= Page =

-=-=-=-=-

Sending a Postcard from Norway
What We've Been Doing for the Past Week
Hei. Sitting here typing as I ride the NSB train from Myrdal all the way to Oslo. Five and a half hour journey, so I’m here for the long haul. Thought I’d catch you up on the past week, as it has quite literally been the most amazing week of my life, traveling through the country of Norway. I’ll admit I’m a bit distracted because every time we pop out of a tunnel (there’s a lot of tunnels on these train rides) there is something epic to be seen and people are moving from side to side to take photos. One thing I’ve learned from doing more touristy things on this trip is that I really don’t care for the traditional sense of a tourist. Tourists are annoying, and if you’re an experienced traveler, I bet you agree. Tourists are often confused, dropping things around stations, blocking intersections in the stations so people can’t get by, etc. I can’t imagine locals not being annoyed with this, but to be honest, the locals have all been so incredibly helpful. Every time we have asked for any help whether it be directions, recommendations or just a simple question about the history of something, they have been quite helpful and so willing to help us.
This post is in collaboration with Visit Norway, but it is not sponsored. All thoughts and opinions throughout our travels are always honest, and always my own. If you have questions after reading this story style post, do not hesitate to ask in the comments.
Saturday, August 12th
Let’s rewind to the very first day in Norway. It took us a little over 20 hours to actually get here (quite a trek from Arizona.) When we arrived at the Oslo S station, we didn’t have a proper plan about transportation but in the 11th hour, we decided we'd take a bus. With this bus, it meant we'd only walk a few hundred feet to our hotel, Thon Hotel Gyldenlove. It is in an area of Oslo that is new to us considering we’ve been to Oslo many times in the past. Because August is still the summer time in Oslo, it is the busy holiday season (or in the US, we say vacation.) Many people like the idea of Norway, but going in the dead of winter is a whole different experience, something to thrill those of us who are lovers of winter activities. This hotel was conveniently located as we could get on multiple train cars or buses to get to the Central Station. There were many restaurants and shops, which made our stay on Saturday evening more enjoyable.

-=-=-=-=-

= Requirement a =
In the post about traveling through Norway, which tourist behaviors are named as annoying? List each one.
The records that follow have nothing to do with the Norway travel post.

-=-=-=-=-

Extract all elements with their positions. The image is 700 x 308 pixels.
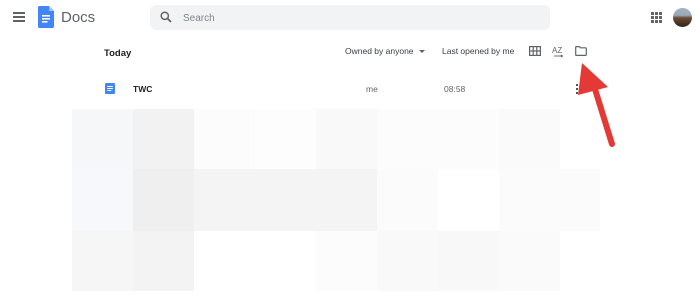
doc-file-icon [105,83,115,94]
apps-grid-icon[interactable] [651,12,662,23]
app-name[interactable]: Docs [61,9,95,26]
sort-by-last-opened[interactable]: Last opened by me [442,46,514,56]
docs-logo-icon[interactable] [38,6,54,28]
sort-az-icon[interactable]: AZ [552,45,565,58]
section-heading-today: Today [104,48,132,59]
search-icon[interactable] [160,11,172,23]
file-last-opened: 08:58 [444,84,466,94]
top-bar: Docs [0,0,700,36]
list-grid-icon[interactable] [529,46,541,56]
folder-icon[interactable] [575,46,587,56]
file-owner: me [366,84,378,94]
svg-text:AZ: AZ [552,46,562,55]
search-box[interactable] [150,5,550,30]
hamburger-menu-icon[interactable] [13,12,25,22]
caret-down-icon [418,50,425,53]
file-row[interactable]: TWC me 08:58 [96,78,596,100]
owner-filter-label: Owned by anyone [345,46,414,56]
owner-filter-dropdown[interactable]: Owned by anyone [345,46,425,56]
red-arrow-annotation [578,63,615,147]
file-name[interactable]: TWC [133,84,152,94]
search-input[interactable] [181,8,535,29]
avatar[interactable] [673,8,692,27]
blurred-content-area [72,109,600,291]
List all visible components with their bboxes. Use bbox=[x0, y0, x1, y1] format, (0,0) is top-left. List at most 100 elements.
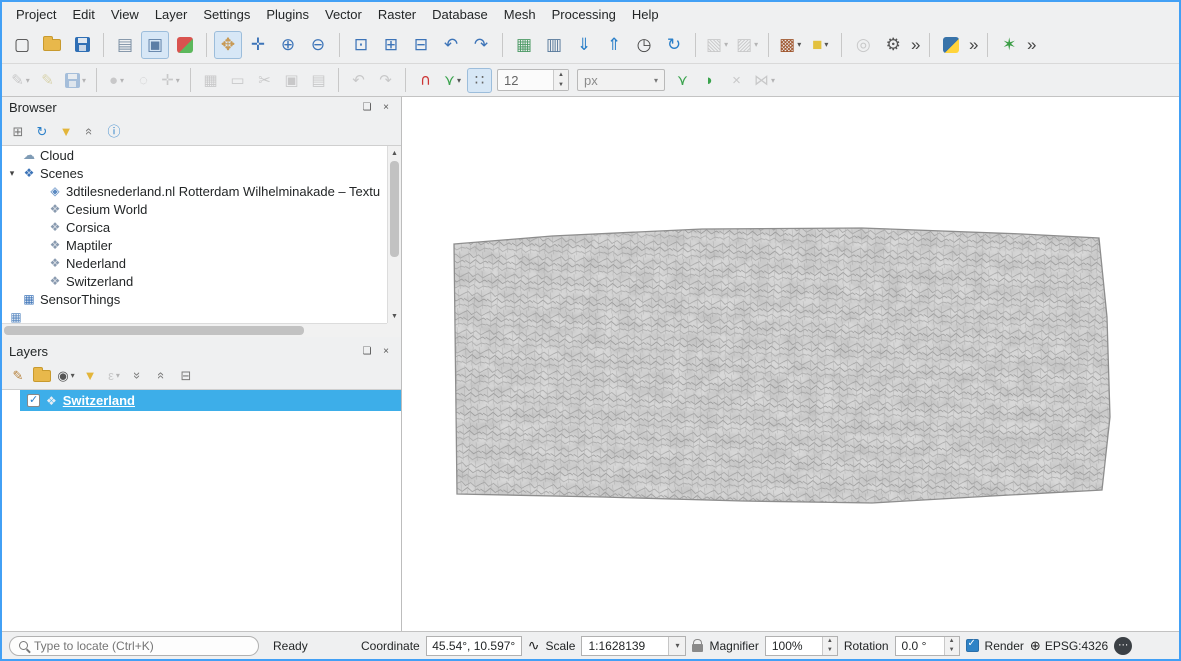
menu-edit[interactable]: Edit bbox=[64, 4, 102, 25]
tree-item[interactable]: ▦SensorThings bbox=[2, 290, 387, 308]
scrollbar-thumb[interactable] bbox=[390, 161, 399, 257]
map-themes-button[interactable]: ◉▾ bbox=[55, 365, 77, 387]
attribute-table-button[interactable]: ▥ bbox=[540, 31, 568, 59]
coordinate-field[interactable]: 45.54°, 10.597° bbox=[426, 636, 522, 656]
messages-icon[interactable]: ⋯ bbox=[1114, 637, 1132, 655]
zoom-to-selection-button[interactable]: ⊞ bbox=[377, 31, 405, 59]
extents-icon[interactable]: ∿ bbox=[528, 637, 540, 654]
float-panel-icon[interactable]: ❏ bbox=[359, 100, 375, 115]
menu-project[interactable]: Project bbox=[8, 4, 64, 25]
float-panel-icon[interactable]: ❏ bbox=[359, 344, 375, 359]
menu-view[interactable]: View bbox=[103, 4, 147, 25]
menu-help[interactable]: Help bbox=[624, 4, 667, 25]
tree-item[interactable]: ❖Switzerland bbox=[2, 272, 387, 290]
snapping-unit-select[interactable]: px▾ bbox=[577, 69, 665, 91]
lock-icon[interactable] bbox=[692, 644, 703, 652]
add-selected-layers-button[interactable]: ⊞ bbox=[7, 121, 29, 143]
menu-mesh[interactable]: Mesh bbox=[496, 4, 544, 25]
expander-open-icon[interactable]: ▾ bbox=[6, 168, 18, 179]
scale-combo[interactable]: 1:1628139 ▾ bbox=[581, 636, 686, 656]
temporal-controller-button[interactable]: ◷ bbox=[630, 31, 658, 59]
add-delimited-layer-button[interactable]: ⇓ bbox=[570, 31, 598, 59]
map-canvas[interactable] bbox=[402, 97, 1179, 631]
layer-visibility-checkbox[interactable] bbox=[27, 394, 40, 407]
layer-styling-button[interactable]: ✎ bbox=[7, 365, 29, 387]
plugins-overflow-button[interactable]: » bbox=[1025, 31, 1038, 59]
manage-plugins-button[interactable]: ✶ bbox=[995, 31, 1023, 59]
filter-browser-button[interactable]: ▼ bbox=[55, 121, 77, 143]
zoom-in-button[interactable]: ⊕ bbox=[274, 31, 302, 59]
new-layer-button[interactable]: ■▾ bbox=[806, 31, 834, 59]
python-console-button[interactable] bbox=[937, 31, 965, 59]
new-project-button[interactable]: ▢ bbox=[8, 31, 36, 59]
zoom-out-button[interactable]: ⊖ bbox=[304, 31, 332, 59]
zoom-to-layer-button[interactable]: ⊟ bbox=[407, 31, 435, 59]
crs-button[interactable]: ⊕ EPSG:4326 bbox=[1030, 638, 1108, 654]
spin-arrows[interactable]: ▲▼ bbox=[822, 637, 837, 655]
pan-to-selection-button[interactable]: ✛ bbox=[244, 31, 272, 59]
dropdown-arrow-icon[interactable]: ▾ bbox=[668, 637, 685, 655]
menu-processing[interactable]: Processing bbox=[544, 4, 624, 25]
tree-item[interactable]: ❖Nederland bbox=[2, 254, 387, 272]
spin-arrows[interactable]: ▲▼ bbox=[553, 70, 568, 90]
rotation-spin[interactable]: 0.0 ° ▲▼ bbox=[895, 636, 960, 656]
close-panel-icon[interactable]: × bbox=[378, 100, 394, 115]
zoom-full-button[interactable]: ⊡ bbox=[347, 31, 375, 59]
menu-layer[interactable]: Layer bbox=[147, 4, 196, 25]
layer-item[interactable]: ❖Switzerland bbox=[20, 390, 401, 411]
tree-item[interactable]: ❖Corsica bbox=[2, 218, 387, 236]
snapping-dots-button[interactable]: ∷ bbox=[467, 68, 492, 93]
open-project-button[interactable] bbox=[38, 31, 66, 59]
menu-plugins[interactable]: Plugins bbox=[258, 4, 317, 25]
tree-item[interactable]: ◈3dtilesnederland.nl Rotterdam Wilhelmin… bbox=[2, 182, 387, 200]
refresh-map-button[interactable]: ↻ bbox=[660, 31, 688, 59]
filter-legend-button[interactable]: ▼ bbox=[79, 365, 101, 387]
add-group-button[interactable] bbox=[31, 365, 53, 387]
spin-arrows[interactable]: ▲▼ bbox=[944, 637, 959, 655]
menu-vector[interactable]: Vector bbox=[317, 4, 370, 25]
scroll-up-icon[interactable]: ▲ bbox=[388, 146, 401, 160]
tree-item[interactable]: ☁Cloud bbox=[2, 146, 387, 164]
processing-toolbox-button[interactable]: ⚙ bbox=[879, 31, 907, 59]
layout-manager-button[interactable]: ▣ bbox=[141, 31, 169, 59]
new-map-view-button[interactable]: ▦ bbox=[510, 31, 538, 59]
collapse-all-button[interactable]: « bbox=[79, 121, 101, 143]
render-checkbox[interactable] bbox=[966, 639, 979, 652]
data-source-manager-button[interactable]: ▩▾ bbox=[776, 31, 804, 59]
avoid-overlap-button[interactable]: ◗ bbox=[697, 68, 722, 93]
scrollbar-thumb[interactable] bbox=[4, 326, 304, 335]
save-project-button[interactable] bbox=[68, 31, 96, 59]
locate-search[interactable] bbox=[9, 636, 259, 656]
expand-all-button[interactable]: » bbox=[127, 365, 149, 387]
menu-database[interactable]: Database bbox=[424, 4, 496, 25]
horizontal-scrollbar[interactable] bbox=[2, 323, 387, 337]
menu-raster[interactable]: Raster bbox=[370, 4, 424, 25]
magnifier-spin[interactable]: 100% ▲▼ bbox=[765, 636, 838, 656]
vertical-scrollbar[interactable]: ▲ ▼ bbox=[387, 146, 401, 323]
remove-layer-button[interactable]: ⊟ bbox=[175, 365, 197, 387]
pan-map-button[interactable]: ✥ bbox=[214, 31, 242, 59]
tiles-icon: ▦ bbox=[8, 311, 24, 323]
menu-settings[interactable]: Settings bbox=[195, 4, 258, 25]
tree-item[interactable]: ❖Maptiler bbox=[2, 236, 387, 254]
locate-input[interactable] bbox=[34, 639, 249, 653]
close-panel-icon[interactable]: × bbox=[378, 344, 394, 359]
style-manager-button[interactable] bbox=[171, 31, 199, 59]
zoom-next-button[interactable]: ↷ bbox=[467, 31, 495, 59]
collapse-all-layers-button[interactable]: « bbox=[151, 365, 173, 387]
zoom-last-button[interactable]: ↶ bbox=[437, 31, 465, 59]
export-layer-button[interactable]: ⇑ bbox=[600, 31, 628, 59]
snapping-tolerance-spin[interactable]: 12▲▼ bbox=[497, 69, 569, 91]
refresh-browser-button[interactable]: ↻ bbox=[31, 121, 53, 143]
snapping-toggle-button[interactable]: ∪ bbox=[413, 68, 438, 93]
python-overflow-button[interactable]: » bbox=[967, 31, 980, 59]
browser-properties-button[interactable]: ⓘ bbox=[103, 121, 125, 143]
enable-tracing-button[interactable]: ⋎ bbox=[670, 68, 695, 93]
tree-item[interactable]: ❖Cesium World bbox=[2, 200, 387, 218]
new-print-layout-button[interactable]: ▤ bbox=[111, 31, 139, 59]
scroll-down-icon[interactable]: ▼ bbox=[388, 309, 401, 323]
snapping-mode-button[interactable]: ⋎▾ bbox=[440, 68, 465, 93]
tree-item[interactable]: ▾❖Scenes bbox=[2, 164, 387, 182]
tree-item[interactable]: ▦ bbox=[2, 308, 387, 323]
toolbar-overflow-button[interactable]: » bbox=[909, 31, 922, 59]
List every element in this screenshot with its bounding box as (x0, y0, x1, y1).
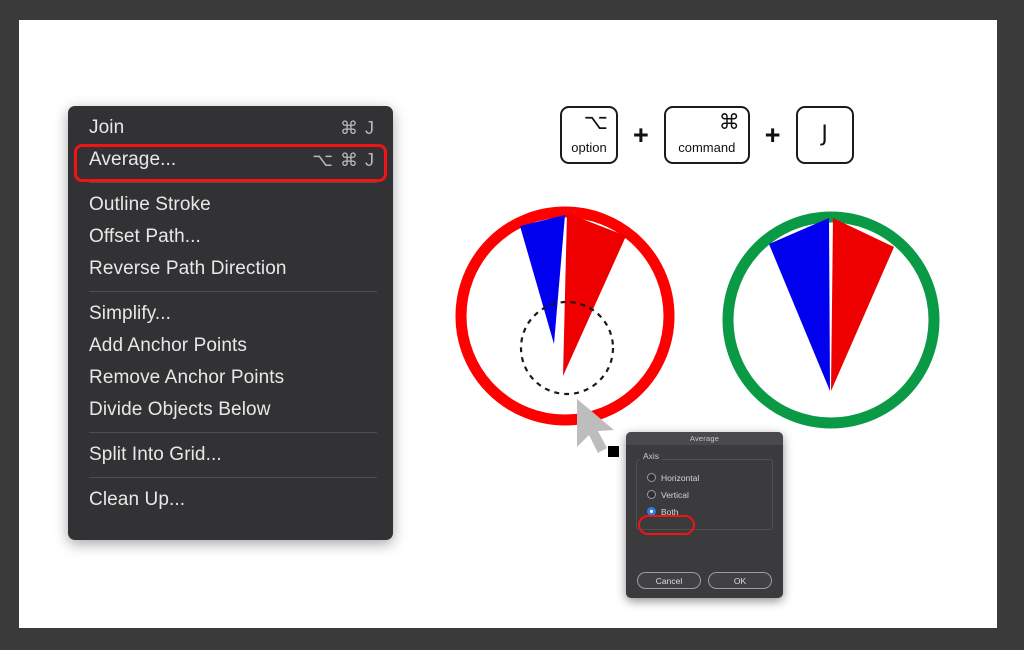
axis-group-label: Axis (640, 451, 663, 461)
radio-icon[interactable] (647, 473, 656, 482)
radio-label: Both (661, 506, 679, 517)
menu-item-label: Add Anchor Points (89, 335, 248, 356)
menu-item-split-into-grid[interactable]: Split Into Grid... (68, 439, 393, 471)
dialog-button-bar: Cancel OK (626, 572, 783, 589)
menu-separator (89, 477, 377, 478)
menu-item-shortcut: ⌥ ⌘ J (312, 149, 375, 170)
artwork-before-average (455, 206, 675, 426)
menu-item-label: Simplify... (89, 303, 172, 324)
key-command[interactable]: ⌘ command (663, 106, 750, 164)
average-dialog[interactable]: Average Axis Horizontal Vertical Both Ca… (626, 432, 783, 598)
menu-separator (89, 432, 377, 433)
ok-button[interactable]: OK (708, 572, 772, 589)
key-label: command (678, 140, 736, 155)
radio-label: Horizontal (661, 472, 700, 483)
menu-item-label: Clean Up... (89, 489, 186, 510)
keyboard-shortcut-group: ⌥ option + ⌘ command + J (560, 106, 854, 164)
dialog-titlebar: Average (626, 432, 783, 445)
radio-option-horizontal[interactable]: Horizontal (645, 469, 764, 486)
menu-item-add-anchor-points[interactable]: Add Anchor Points (68, 330, 393, 362)
key-option[interactable]: ⌥ option (560, 106, 618, 164)
dialog-title: Average (689, 434, 720, 443)
menu-item-label: Offset Path... (89, 226, 201, 247)
key-j[interactable]: J (795, 106, 854, 164)
cursor-shape (577, 399, 614, 453)
menu-item-label: Remove Anchor Points (89, 367, 285, 388)
command-icon: ⌘ (718, 110, 740, 134)
menu-item-outline-stroke[interactable]: Outline Stroke (68, 189, 393, 221)
menu-item-shortcut: ⌘ J (339, 117, 375, 138)
menu-item-label: Join (89, 117, 125, 138)
radio-label: Vertical (661, 489, 689, 500)
option-icon: ⌥ (583, 110, 608, 134)
path-context-menu[interactable]: Join ⌘ J Average... ⌥ ⌘ J Outline Stroke… (68, 106, 393, 540)
radio-icon[interactable] (647, 490, 656, 499)
menu-item-reverse-path-direction[interactable]: Reverse Path Direction (68, 253, 393, 285)
menu-item-average[interactable]: Average... ⌥ ⌘ J (68, 144, 393, 176)
menu-item-offset-path[interactable]: Offset Path... (68, 221, 393, 253)
menu-item-label: Divide Objects Below (89, 399, 271, 420)
plus-separator: + (633, 119, 649, 150)
menu-item-join[interactable]: Join ⌘ J (68, 112, 393, 144)
blue-wedge (520, 215, 565, 344)
radio-icon-selected[interactable] (647, 507, 656, 516)
menu-item-label: Outline Stroke (89, 194, 211, 215)
screenshot-root: Join ⌘ J Average... ⌥ ⌘ J Outline Stroke… (0, 0, 1024, 650)
dialog-body: Axis Horizontal Vertical Both (626, 445, 783, 530)
green-circle-outline (722, 211, 940, 429)
red-wedge (831, 218, 894, 391)
plus-separator: + (764, 119, 781, 150)
radio-option-both[interactable]: Both (645, 503, 764, 520)
cancel-button[interactable]: Cancel (637, 572, 701, 589)
menu-item-label: Split Into Grid... (89, 444, 222, 465)
red-wedge (563, 213, 626, 376)
menu-item-label: Reverse Path Direction (89, 258, 287, 279)
axis-radio-group: Horizontal Vertical Both (636, 459, 773, 530)
key-label: option (571, 140, 607, 155)
artwork-after-average (722, 211, 940, 429)
menu-item-simplify[interactable]: Simplify... (68, 298, 393, 330)
menu-item-label: Average... (89, 149, 177, 170)
blue-wedge (769, 218, 830, 391)
menu-item-divide-objects-below[interactable]: Divide Objects Below (68, 394, 393, 426)
menu-item-clean-up[interactable]: Clean Up... (68, 484, 393, 516)
menu-separator (89, 291, 377, 292)
menu-separator (89, 182, 377, 183)
letter-j-icon: J (821, 121, 828, 147)
anchor-point-square (608, 446, 619, 457)
radio-option-vertical[interactable]: Vertical (645, 486, 764, 503)
menu-item-remove-anchor-points[interactable]: Remove Anchor Points (68, 362, 393, 394)
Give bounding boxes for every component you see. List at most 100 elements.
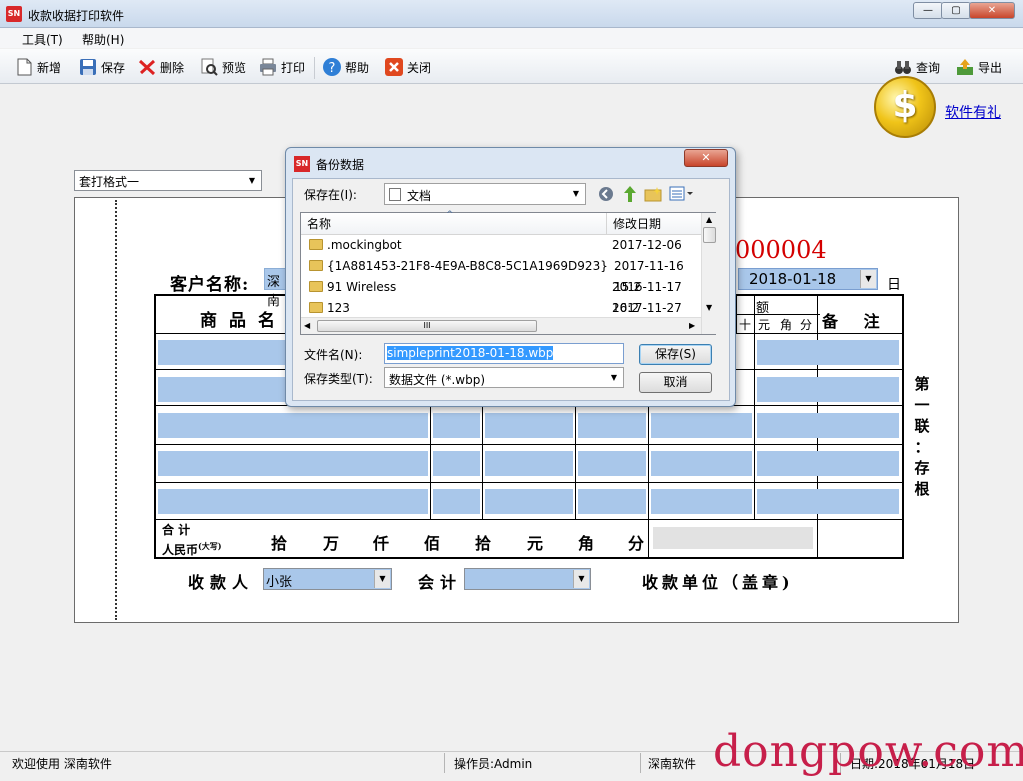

-=-=-=-=-

= Requirement b =
In the records, swap "interactable" for "clickable" in everything from the line containing "doc-file-icon [105,83,115,94]" down to the line containing "sort-az-icon[interactable]: AZ [552,45,565,58]". Return only those lines.

= Full solution a =
- Being confused
- Dropping things around stations
- Blocking intersections in the stations so people can't get by

= Full solution b =
doc-file-icon [105,83,115,94]
apps-grid-icon[clickable] [651,12,662,23]
app-name[clickable]: Docs [61,9,95,26]
sort-by-last-opened[clickable]: Last opened by me [442,46,514,56]
docs-logo-icon[clickable] [38,6,54,28]
sort-az-icon[clickable]: AZ [552,45,565,58]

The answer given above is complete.